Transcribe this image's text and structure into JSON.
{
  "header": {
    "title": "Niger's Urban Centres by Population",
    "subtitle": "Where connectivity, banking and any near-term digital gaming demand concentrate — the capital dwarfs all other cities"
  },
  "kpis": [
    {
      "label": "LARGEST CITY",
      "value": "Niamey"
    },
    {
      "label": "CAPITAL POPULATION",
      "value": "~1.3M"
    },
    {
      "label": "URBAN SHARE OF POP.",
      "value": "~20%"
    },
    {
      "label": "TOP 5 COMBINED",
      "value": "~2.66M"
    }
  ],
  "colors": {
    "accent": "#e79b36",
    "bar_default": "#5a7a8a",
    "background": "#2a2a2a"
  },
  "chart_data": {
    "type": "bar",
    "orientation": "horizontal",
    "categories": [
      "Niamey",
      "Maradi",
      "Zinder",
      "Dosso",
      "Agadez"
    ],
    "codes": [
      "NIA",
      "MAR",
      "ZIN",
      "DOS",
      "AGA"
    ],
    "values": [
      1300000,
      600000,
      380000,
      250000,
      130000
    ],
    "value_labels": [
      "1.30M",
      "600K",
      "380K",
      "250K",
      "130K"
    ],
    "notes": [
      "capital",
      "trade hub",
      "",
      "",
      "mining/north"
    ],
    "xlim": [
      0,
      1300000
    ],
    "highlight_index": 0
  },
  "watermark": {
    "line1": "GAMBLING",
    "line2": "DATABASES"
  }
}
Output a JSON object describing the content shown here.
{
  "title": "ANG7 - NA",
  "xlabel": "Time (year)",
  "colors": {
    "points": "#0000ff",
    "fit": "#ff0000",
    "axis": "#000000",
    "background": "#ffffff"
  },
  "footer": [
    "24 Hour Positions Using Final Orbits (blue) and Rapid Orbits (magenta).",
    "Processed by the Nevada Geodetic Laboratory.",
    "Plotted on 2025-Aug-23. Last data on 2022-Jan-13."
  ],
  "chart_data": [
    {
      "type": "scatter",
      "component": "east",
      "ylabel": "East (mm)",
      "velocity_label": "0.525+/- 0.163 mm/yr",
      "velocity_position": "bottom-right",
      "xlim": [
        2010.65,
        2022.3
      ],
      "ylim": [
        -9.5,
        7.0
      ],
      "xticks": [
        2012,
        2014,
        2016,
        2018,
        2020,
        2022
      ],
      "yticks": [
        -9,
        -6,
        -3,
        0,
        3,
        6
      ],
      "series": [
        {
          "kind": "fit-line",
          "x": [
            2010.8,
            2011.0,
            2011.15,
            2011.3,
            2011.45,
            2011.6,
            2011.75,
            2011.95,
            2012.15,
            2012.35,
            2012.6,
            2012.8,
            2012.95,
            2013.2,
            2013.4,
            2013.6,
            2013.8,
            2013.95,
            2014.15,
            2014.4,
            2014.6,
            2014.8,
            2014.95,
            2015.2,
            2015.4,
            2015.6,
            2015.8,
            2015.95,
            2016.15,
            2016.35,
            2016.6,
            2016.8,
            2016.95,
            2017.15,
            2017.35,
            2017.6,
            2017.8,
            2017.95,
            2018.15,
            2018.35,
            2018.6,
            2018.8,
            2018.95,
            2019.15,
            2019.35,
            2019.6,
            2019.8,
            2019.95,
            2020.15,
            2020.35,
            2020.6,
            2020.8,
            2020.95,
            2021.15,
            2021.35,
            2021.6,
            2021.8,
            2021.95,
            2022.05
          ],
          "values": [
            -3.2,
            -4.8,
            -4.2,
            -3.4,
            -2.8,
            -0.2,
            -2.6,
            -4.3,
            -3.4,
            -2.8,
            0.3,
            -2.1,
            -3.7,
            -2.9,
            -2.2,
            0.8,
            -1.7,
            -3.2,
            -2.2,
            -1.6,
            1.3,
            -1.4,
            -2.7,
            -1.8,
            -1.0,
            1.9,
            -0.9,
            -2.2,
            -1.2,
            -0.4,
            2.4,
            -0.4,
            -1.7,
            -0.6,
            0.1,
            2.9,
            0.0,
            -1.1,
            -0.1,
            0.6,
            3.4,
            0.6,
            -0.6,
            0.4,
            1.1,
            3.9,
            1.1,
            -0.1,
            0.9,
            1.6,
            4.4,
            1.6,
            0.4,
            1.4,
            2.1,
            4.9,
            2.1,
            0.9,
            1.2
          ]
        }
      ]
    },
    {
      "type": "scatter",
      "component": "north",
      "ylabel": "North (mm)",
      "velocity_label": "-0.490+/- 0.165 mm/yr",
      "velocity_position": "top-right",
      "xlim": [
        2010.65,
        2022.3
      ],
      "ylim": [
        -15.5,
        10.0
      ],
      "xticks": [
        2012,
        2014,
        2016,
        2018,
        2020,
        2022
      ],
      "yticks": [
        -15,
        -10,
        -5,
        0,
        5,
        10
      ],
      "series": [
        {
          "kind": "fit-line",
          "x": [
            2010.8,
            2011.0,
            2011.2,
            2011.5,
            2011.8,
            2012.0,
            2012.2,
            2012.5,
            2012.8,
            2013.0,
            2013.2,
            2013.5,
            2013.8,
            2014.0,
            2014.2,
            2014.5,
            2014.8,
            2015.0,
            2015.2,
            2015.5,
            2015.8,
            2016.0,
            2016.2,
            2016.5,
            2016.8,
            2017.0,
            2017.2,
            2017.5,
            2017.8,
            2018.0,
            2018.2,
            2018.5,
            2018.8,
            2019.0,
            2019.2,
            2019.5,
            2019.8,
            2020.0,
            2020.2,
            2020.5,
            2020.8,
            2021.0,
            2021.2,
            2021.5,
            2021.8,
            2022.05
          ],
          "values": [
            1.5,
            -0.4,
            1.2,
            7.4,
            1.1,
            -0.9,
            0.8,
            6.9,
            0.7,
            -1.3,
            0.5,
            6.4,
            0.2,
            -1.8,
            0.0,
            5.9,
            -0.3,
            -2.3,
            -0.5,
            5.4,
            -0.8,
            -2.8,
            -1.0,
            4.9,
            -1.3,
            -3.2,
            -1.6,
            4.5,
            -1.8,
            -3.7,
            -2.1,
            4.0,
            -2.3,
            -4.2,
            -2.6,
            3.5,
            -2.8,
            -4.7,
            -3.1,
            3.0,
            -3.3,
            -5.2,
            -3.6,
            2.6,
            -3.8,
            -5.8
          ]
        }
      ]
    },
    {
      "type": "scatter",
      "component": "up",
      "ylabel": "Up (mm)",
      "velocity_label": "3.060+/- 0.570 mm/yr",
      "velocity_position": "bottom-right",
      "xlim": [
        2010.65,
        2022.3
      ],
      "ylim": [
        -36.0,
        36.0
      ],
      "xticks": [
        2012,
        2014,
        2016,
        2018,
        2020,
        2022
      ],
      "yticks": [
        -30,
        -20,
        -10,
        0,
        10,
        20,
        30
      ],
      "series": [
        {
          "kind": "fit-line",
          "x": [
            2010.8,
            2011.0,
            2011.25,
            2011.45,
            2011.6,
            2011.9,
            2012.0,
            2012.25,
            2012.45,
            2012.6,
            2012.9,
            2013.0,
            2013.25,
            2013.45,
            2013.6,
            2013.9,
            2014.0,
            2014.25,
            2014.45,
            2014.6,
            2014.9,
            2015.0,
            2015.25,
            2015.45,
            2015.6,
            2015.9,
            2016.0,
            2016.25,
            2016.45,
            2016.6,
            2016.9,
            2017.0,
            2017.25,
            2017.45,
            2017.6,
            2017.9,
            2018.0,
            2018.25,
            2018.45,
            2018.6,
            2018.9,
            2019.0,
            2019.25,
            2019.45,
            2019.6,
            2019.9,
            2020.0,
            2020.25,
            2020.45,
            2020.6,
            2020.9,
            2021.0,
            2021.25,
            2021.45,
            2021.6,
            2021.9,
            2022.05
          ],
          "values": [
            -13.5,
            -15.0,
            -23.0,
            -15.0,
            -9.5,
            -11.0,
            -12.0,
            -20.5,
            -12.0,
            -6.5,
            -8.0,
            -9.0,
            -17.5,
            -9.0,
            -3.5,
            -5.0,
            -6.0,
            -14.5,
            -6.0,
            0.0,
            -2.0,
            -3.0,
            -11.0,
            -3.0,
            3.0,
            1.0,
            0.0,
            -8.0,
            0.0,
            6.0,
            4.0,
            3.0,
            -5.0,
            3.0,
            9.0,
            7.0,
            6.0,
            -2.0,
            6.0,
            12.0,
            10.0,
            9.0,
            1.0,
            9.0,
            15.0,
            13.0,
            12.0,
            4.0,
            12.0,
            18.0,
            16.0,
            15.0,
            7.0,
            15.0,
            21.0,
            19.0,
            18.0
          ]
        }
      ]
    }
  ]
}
● ● ● ● ●
**WRITTEN INSTRUCTION**. Gather up every line in the data above that contains the word "background", copying each one.

**RESPONSE TO THE EXERCISE**.
    "background": "#2a2a2a"
    "background": "#ffffff"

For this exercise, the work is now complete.